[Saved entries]
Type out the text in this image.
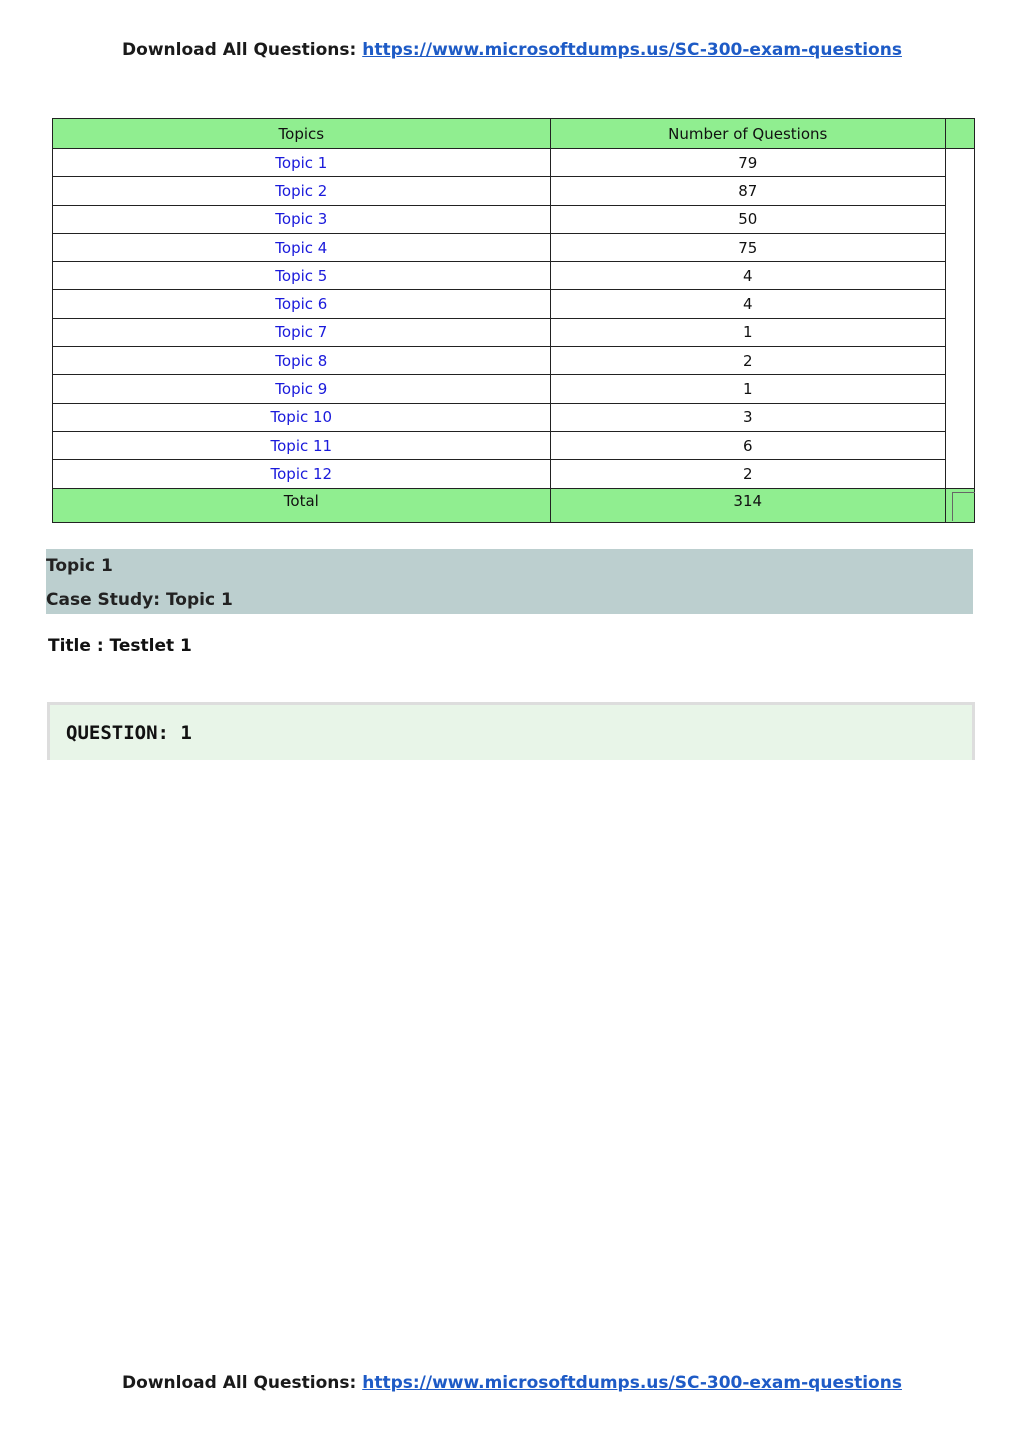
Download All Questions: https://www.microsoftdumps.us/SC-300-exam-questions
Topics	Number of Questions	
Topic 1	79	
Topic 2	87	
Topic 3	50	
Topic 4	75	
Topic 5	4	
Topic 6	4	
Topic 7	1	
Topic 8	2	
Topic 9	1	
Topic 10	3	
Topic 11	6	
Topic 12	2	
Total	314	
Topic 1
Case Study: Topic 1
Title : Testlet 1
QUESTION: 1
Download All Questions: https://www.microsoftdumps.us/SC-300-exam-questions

...

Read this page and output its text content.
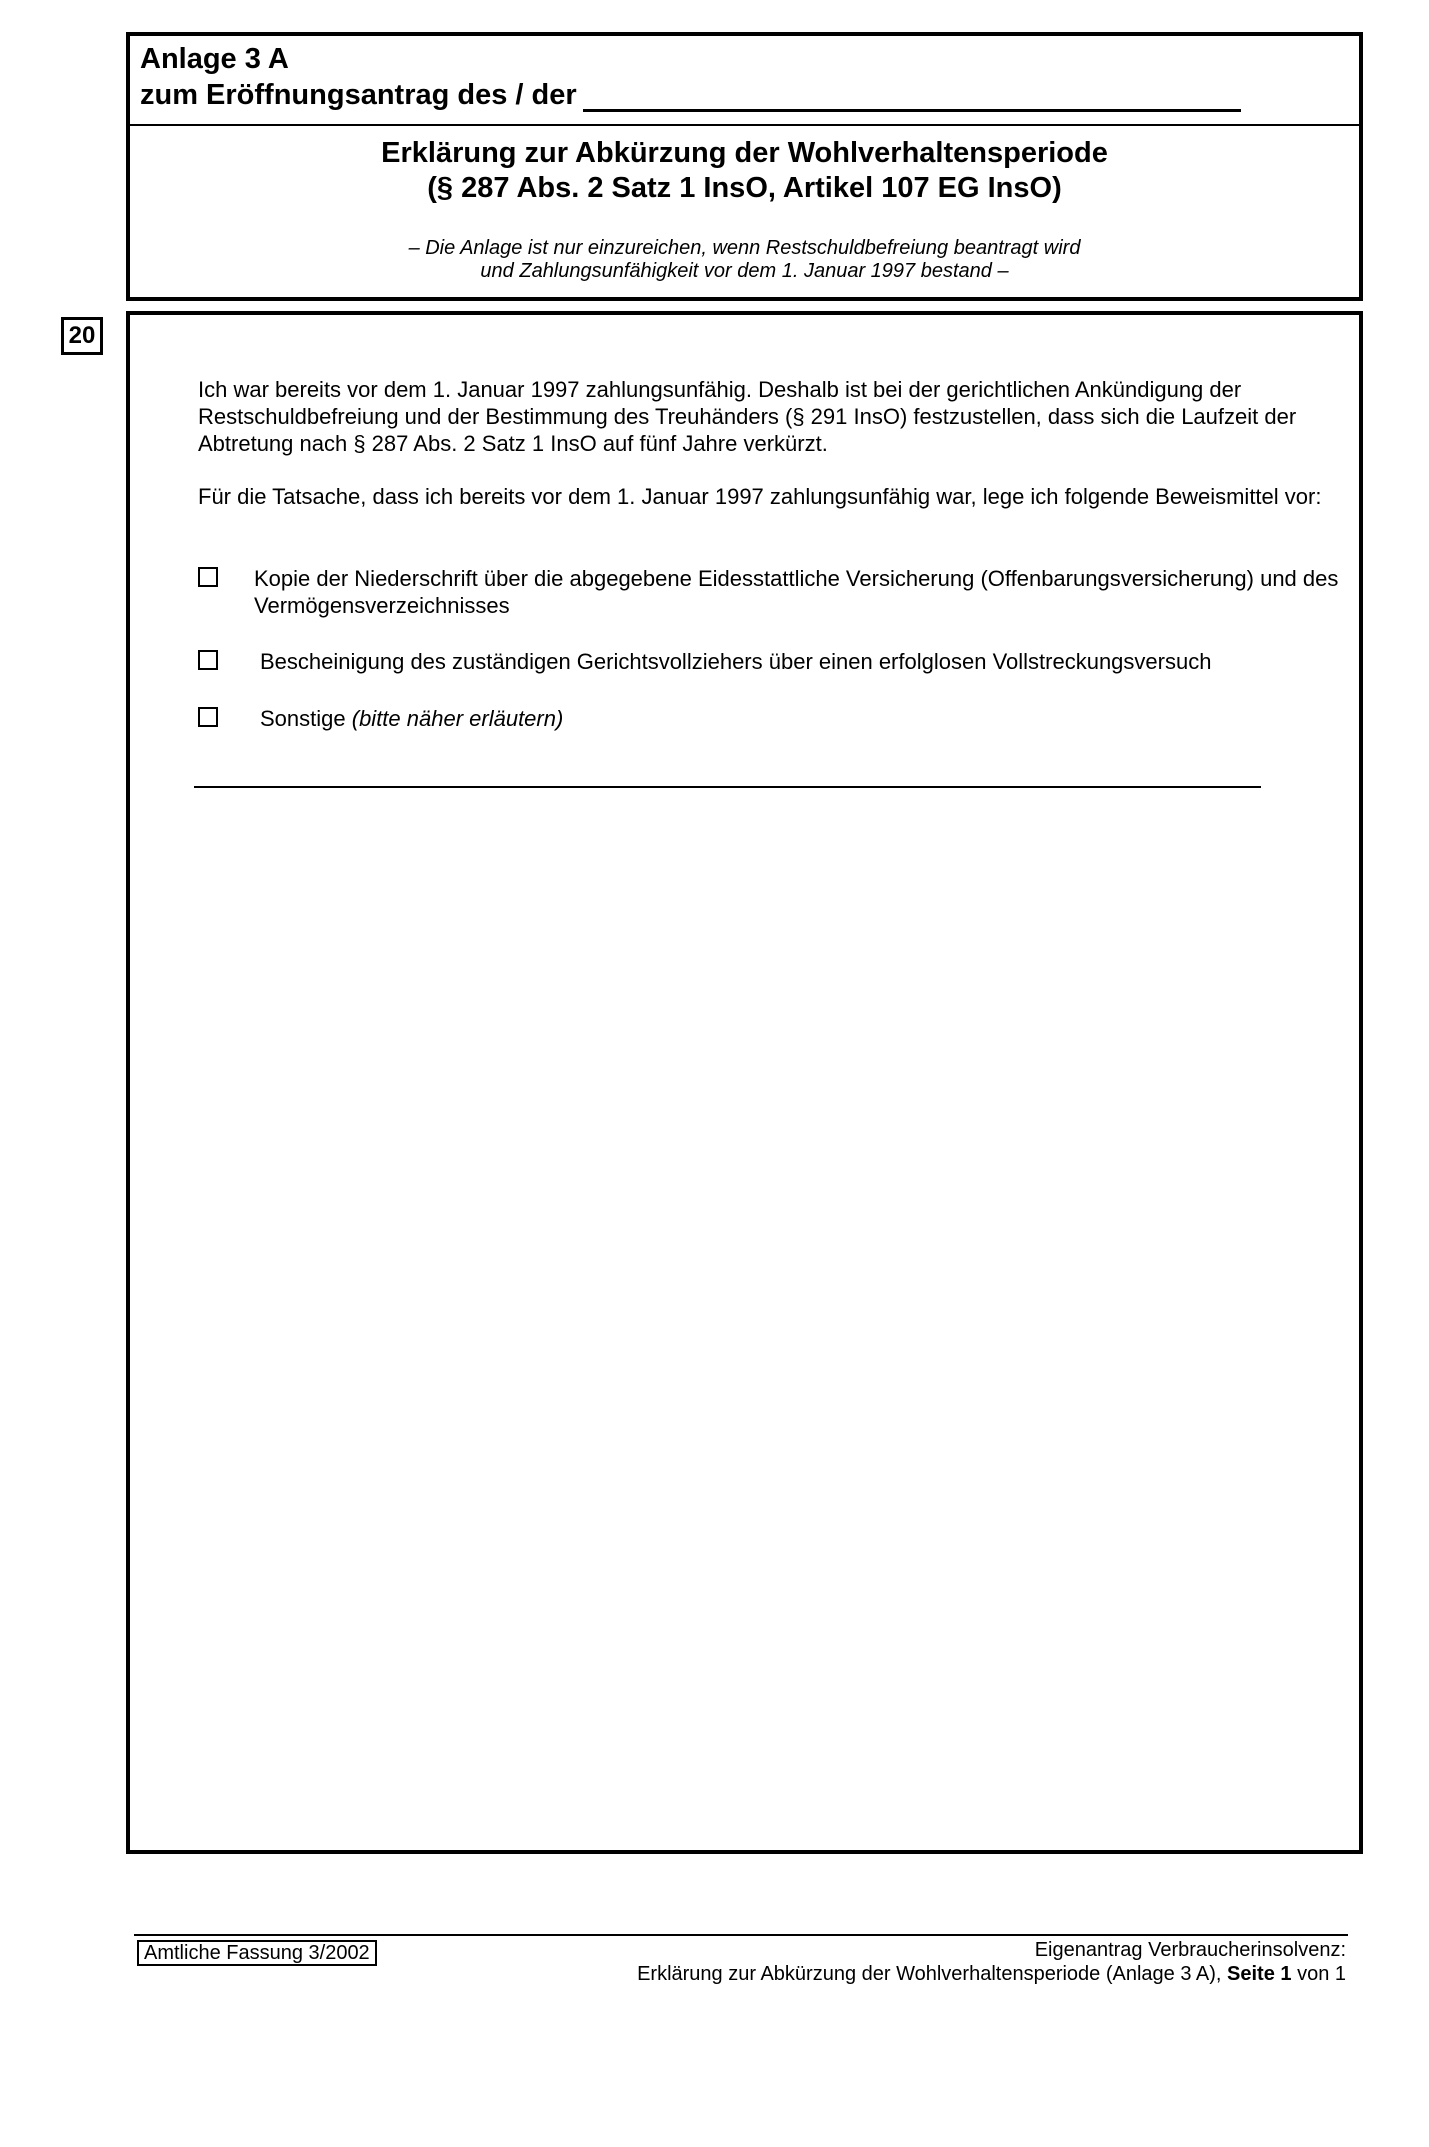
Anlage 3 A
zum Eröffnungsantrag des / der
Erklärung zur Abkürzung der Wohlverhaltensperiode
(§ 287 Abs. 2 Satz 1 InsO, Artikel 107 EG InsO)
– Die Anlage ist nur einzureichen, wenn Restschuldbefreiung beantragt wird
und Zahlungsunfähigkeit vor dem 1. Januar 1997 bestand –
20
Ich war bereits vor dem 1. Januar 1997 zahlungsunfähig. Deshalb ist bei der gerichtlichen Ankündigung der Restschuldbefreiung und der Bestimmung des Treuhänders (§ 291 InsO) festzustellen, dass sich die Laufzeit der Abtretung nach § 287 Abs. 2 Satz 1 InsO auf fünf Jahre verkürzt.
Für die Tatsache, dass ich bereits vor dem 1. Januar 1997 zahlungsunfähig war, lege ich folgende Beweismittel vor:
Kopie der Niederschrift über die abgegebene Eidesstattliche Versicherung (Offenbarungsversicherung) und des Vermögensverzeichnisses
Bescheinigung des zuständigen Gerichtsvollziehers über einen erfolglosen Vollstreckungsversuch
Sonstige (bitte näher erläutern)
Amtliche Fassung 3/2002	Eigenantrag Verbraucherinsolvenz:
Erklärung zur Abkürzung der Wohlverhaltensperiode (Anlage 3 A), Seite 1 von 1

• _Given task_:
Copy all lines from the listing that contain "Erklärung".

• _Answer to the exercise_:
Erklärung zur Abkürzung der Wohlverhaltensperiode
Erklärung zur Abkürzung der Wohlverhaltensperiode (Anlage 3 A), Seite 1 von 1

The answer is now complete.